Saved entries
** START **

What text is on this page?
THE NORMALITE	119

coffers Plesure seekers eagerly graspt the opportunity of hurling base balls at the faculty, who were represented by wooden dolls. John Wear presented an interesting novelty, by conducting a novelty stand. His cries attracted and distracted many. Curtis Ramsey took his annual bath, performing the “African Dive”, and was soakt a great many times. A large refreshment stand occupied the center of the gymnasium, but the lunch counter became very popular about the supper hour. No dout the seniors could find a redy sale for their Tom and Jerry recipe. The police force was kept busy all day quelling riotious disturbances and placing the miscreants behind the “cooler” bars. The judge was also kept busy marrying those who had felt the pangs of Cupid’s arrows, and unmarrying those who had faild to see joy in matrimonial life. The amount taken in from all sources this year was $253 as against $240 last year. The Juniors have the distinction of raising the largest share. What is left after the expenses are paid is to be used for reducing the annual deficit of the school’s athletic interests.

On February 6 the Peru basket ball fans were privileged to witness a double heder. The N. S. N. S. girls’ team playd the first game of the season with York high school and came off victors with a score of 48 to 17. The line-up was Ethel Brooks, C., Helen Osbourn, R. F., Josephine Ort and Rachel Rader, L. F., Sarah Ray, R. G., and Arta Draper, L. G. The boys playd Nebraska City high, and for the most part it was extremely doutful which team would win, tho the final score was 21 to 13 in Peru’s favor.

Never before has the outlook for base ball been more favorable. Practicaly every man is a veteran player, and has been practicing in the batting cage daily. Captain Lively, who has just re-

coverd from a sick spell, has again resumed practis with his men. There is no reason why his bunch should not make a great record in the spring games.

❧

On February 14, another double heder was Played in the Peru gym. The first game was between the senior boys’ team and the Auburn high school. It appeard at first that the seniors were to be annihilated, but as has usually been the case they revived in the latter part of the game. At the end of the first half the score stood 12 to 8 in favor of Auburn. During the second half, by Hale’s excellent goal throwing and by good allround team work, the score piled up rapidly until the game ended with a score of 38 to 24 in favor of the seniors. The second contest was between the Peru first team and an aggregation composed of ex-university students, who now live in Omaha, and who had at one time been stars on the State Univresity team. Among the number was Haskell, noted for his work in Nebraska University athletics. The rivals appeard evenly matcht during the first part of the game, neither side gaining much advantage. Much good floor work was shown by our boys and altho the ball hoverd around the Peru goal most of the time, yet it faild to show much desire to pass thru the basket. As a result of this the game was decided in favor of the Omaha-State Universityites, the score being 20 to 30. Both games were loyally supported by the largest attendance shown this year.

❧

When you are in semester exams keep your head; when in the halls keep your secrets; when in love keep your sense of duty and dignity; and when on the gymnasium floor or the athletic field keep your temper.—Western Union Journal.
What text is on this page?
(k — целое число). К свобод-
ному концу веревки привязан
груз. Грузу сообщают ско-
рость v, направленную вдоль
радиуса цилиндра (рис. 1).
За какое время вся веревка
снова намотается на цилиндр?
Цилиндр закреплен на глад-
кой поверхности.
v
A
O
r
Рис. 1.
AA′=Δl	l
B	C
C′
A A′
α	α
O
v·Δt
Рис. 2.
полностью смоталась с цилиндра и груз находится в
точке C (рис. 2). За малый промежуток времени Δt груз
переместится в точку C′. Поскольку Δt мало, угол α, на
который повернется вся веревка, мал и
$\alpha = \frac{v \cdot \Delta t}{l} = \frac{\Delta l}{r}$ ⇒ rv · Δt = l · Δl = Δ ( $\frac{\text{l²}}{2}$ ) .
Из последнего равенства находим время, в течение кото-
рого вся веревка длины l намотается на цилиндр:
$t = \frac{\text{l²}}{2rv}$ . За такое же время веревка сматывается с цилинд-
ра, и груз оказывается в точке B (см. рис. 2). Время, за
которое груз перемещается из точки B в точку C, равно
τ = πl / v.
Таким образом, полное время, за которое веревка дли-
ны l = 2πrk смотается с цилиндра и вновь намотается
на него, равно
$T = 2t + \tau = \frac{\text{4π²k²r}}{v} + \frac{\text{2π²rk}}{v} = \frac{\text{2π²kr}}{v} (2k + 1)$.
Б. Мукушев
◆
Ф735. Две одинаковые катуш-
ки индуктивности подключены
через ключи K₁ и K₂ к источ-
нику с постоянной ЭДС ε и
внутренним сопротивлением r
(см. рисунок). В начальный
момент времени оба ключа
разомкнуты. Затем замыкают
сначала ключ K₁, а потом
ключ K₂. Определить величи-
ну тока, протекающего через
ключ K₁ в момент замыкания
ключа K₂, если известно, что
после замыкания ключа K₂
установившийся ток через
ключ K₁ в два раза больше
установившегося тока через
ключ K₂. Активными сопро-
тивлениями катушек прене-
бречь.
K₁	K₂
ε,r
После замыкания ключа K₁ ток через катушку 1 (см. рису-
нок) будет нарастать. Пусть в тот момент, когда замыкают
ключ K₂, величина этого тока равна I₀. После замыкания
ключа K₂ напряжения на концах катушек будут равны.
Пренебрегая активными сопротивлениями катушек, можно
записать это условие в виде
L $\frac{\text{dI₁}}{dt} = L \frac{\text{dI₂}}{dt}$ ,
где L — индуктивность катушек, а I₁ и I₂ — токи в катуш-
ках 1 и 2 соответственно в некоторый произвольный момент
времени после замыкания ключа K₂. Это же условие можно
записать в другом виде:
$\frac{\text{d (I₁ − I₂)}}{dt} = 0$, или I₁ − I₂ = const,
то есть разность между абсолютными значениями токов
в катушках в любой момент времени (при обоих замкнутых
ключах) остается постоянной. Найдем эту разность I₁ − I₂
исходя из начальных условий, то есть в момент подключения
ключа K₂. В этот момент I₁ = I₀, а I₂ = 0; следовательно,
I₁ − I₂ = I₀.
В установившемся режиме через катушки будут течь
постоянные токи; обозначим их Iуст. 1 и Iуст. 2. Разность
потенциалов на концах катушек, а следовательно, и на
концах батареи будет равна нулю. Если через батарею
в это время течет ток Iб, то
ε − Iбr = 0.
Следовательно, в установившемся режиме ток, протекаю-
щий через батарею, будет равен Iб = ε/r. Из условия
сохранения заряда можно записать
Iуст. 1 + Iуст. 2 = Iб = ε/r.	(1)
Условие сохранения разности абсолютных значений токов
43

** END **

→ **SET EXERCISE**: Lines that include the word "тока" are to be extracted from the data above.

→ **ANSWER FOR THE TASK**:
ну тока, протекающего через
установившегося тока через
ключ K₂, величина этого тока равна I₀. После замыкания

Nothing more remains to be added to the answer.